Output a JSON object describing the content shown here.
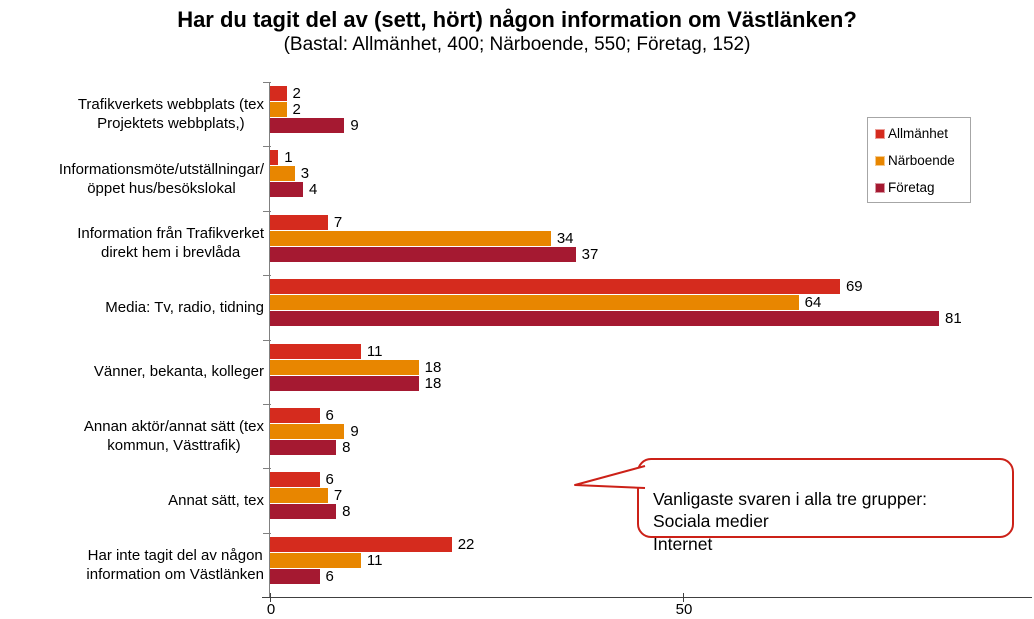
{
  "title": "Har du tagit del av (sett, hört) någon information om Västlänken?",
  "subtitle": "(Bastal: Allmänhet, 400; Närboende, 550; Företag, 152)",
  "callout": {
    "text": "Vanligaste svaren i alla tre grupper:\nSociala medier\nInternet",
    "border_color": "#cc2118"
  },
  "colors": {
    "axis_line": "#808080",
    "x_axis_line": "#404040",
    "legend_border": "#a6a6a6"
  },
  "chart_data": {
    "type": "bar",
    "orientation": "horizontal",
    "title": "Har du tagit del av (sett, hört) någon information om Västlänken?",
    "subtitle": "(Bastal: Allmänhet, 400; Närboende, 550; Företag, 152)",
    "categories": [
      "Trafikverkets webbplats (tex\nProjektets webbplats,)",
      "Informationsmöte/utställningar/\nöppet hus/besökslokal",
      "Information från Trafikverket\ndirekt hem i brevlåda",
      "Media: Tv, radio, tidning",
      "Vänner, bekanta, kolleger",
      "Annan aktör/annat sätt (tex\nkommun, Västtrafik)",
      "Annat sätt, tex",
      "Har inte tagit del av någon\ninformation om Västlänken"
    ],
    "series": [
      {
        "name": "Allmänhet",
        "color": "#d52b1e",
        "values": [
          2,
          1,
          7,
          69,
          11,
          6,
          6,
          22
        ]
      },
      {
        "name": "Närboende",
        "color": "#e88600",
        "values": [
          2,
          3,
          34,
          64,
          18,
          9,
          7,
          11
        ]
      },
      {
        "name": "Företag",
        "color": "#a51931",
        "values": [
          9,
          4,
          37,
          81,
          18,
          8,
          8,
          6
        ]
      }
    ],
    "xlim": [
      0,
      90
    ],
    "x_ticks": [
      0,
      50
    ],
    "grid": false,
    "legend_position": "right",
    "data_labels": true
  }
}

**The problem**
Quote the material exactly. Pictures stay out.

**Answer for the task**
Output a JSON object describing the content shown here.
{
  "title": "Har du tagit del av (sett, hört) någon information om Västlänken?",
  "subtitle": "(Bastal: Allmänhet, 400; Närboende, 550; Företag, 152)",
  "callout": {
    "text": "Vanligaste svaren i alla tre grupper:\nSociala medier\nInternet",
    "border_color": "#cc2118"
  },
  "colors": {
    "axis_line": "#808080",
    "x_axis_line": "#404040",
    "legend_border": "#a6a6a6"
  },
  "chart_data": {
    "type": "bar",
    "orientation": "horizontal",
    "title": "Har du tagit del av (sett, hört) någon information om Västlänken?",
    "subtitle": "(Bastal: Allmänhet, 400; Närboende, 550; Företag, 152)",
    "categories": [
      "Trafikverkets webbplats (tex\nProjektets webbplats,)",
      "Informationsmöte/utställningar/\nöppet hus/besökslokal",
      "Information från Trafikverket\ndirekt hem i brevlåda",
      "Media: Tv, radio, tidning",
      "Vänner, bekanta, kolleger",
      "Annan aktör/annat sätt (tex\nkommun, Västtrafik)",
      "Annat sätt, tex",
      "Har inte tagit del av någon\ninformation om Västlänken"
    ],
    "series": [
      {
        "name": "Allmänhet",
        "color": "#d52b1e",
        "values": [
          2,
          1,
          7,
          69,
          11,
          6,
          6,
          22
        ]
      },
      {
        "name": "Närboende",
        "color": "#e88600",
        "values": [
          2,
          3,
          34,
          64,
          18,
          9,
          7,
          11
        ]
      },
      {
        "name": "Företag",
        "color": "#a51931",
        "values": [
          9,
          4,
          37,
          81,
          18,
          8,
          8,
          6
        ]
      }
    ],
    "xlim": [
      0,
      90
    ],
    "x_ticks": [
      0,
      50
    ],
    "grid": false,
    "legend_position": "right",
    "data_labels": true
  }
}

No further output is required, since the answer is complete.